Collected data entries
=-=-=-=-=
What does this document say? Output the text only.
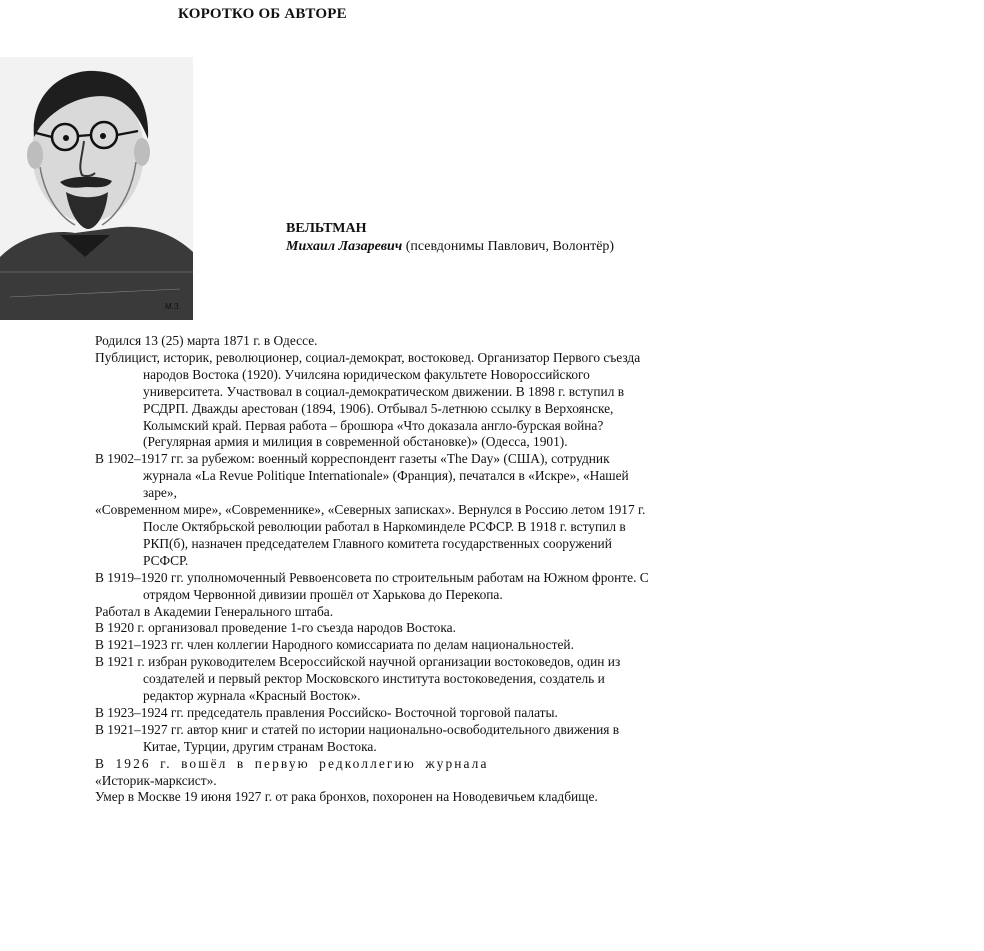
КОРОТКО ОБ АВТОРЕ
М.З.
ВЕЛЬТМАН
Михаил Лазаревич (псевдонимы Павлович, Волонтёр)

Родился 13 (25) марта 1871 г. в Одессе.

Публицист, историк, революционер, социал-демократ, востоковед. Организатор Первого съезда народов Востока (1920). Училсяна юридическом факультете Новороссийского университета. Участвовал в социал-демократическом движении. В 1898 г. вступил в РСДРП. Дважды арестован (1894, 1906). Отбывал 5-летнюю ссылку в Верхоянске, Колымский край. Первая работа – брошюра «Что доказала англо-бурская война? (Регулярная армия и милиция в современной обстановке)» (Одесса, 1901).

В 1902–1917 гг. за рубежом: военный корреспондент газеты «The Day» (США), сотрудник журнала «La Revue Politique Internationale» (Франция), печатался в «Искре», «Нашей заре»,

«Современном мире», «Современнике», «Северных записках». Вернулся в Россию летом 1917 г. После Октябрьской революции работал в Наркоминделе РСФСР. В 1918 г. вступил в РКП(б), назначен председателем Главного комитета государственных сооружений РСФСР.

В 1919–1920 гг. уполномоченный Реввоенсовета по строительным работам на Южном фронте. С отрядом Червонной дивизии прошёл от Харькова до Перекопа.

Работал в Академии Генерального штаба.

В 1920 г. организовал проведение 1-го съезда народов Востока.

В 1921–1923 гг. член коллегии Народного комиссариата по делам национальностей.

В 1921 г. избран руководителем Всероссийской научной организации востоковедов, один из создателей и первый ректор Московского института востоковедения, создатель и редактор журнала «Красный Восток».

В 1923–1924 гг. председатель правления Российско- Восточной торговой палаты.

В 1921–1927 гг. автор книг и статей по истории национально-освободительного движения в Китае, Турции, другим странам Востока.

В 1926 г. вошёл в первую редколлегию журнала

«Историк-марксист».

Умер в Москве 19 июня 1927 г. от рака бронхов, похоронен на Новодевичьем кладбище.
=-=-=-=-=
STATED PROBLEM:
Transcribe the records above exactly, leaving out every picture.

RESPONSE TO THE EXERCISE:
What does this document say? Output the text only.
КОРОТКО ОБ АВТОРЕ
М.З.
ВЕЛЬТМАН
Михаил Лазаревич (псевдонимы Павлович, Волонтёр)

Родился 13 (25) марта 1871 г. в Одессе.

Публицист, историк, революционер, социал-демократ, востоковед. Организатор Первого съезда народов Востока (1920). Училсяна юридическом факультете Новороссийского университета. Участвовал в социал-демократическом движении. В 1898 г. вступил в РСДРП. Дважды арестован (1894, 1906). Отбывал 5-летнюю ссылку в Верхоянске, Колымский край. Первая работа – брошюра «Что доказала англо-бурская война? (Регулярная армия и милиция в современной обстановке)» (Одесса, 1901).

В 1902–1917 гг. за рубежом: военный корреспондент газеты «The Day» (США), сотрудник журнала «La Revue Politique Internationale» (Франция), печатался в «Искре», «Нашей заре»,

«Современном мире», «Современнике», «Северных записках». Вернулся в Россию летом 1917 г. После Октябрьской революции работал в Наркоминделе РСФСР. В 1918 г. вступил в РКП(б), назначен председателем Главного комитета государственных сооружений РСФСР.

В 1919–1920 гг. уполномоченный Реввоенсовета по строительным работам на Южном фронте. С отрядом Червонной дивизии прошёл от Харькова до Перекопа.

Работал в Академии Генерального штаба.

В 1920 г. организовал проведение 1-го съезда народов Востока.

В 1921–1923 гг. член коллегии Народного комиссариата по делам национальностей.

В 1921 г. избран руководителем Всероссийской научной организации востоковедов, один из создателей и первый ректор Московского института востоковедения, создатель и редактор журнала «Красный Восток».

В 1923–1924 гг. председатель правления Российско- Восточной торговой палаты.

В 1921–1927 гг. автор книг и статей по истории национально-освободительного движения в Китае, Турции, другим странам Востока.

В 1926 г. вошёл в первую редколлегию журнала

«Историк-марксист».

Умер в Москве 19 июня 1927 г. от рака бронхов, похоронен на Новодевичьем кладбище.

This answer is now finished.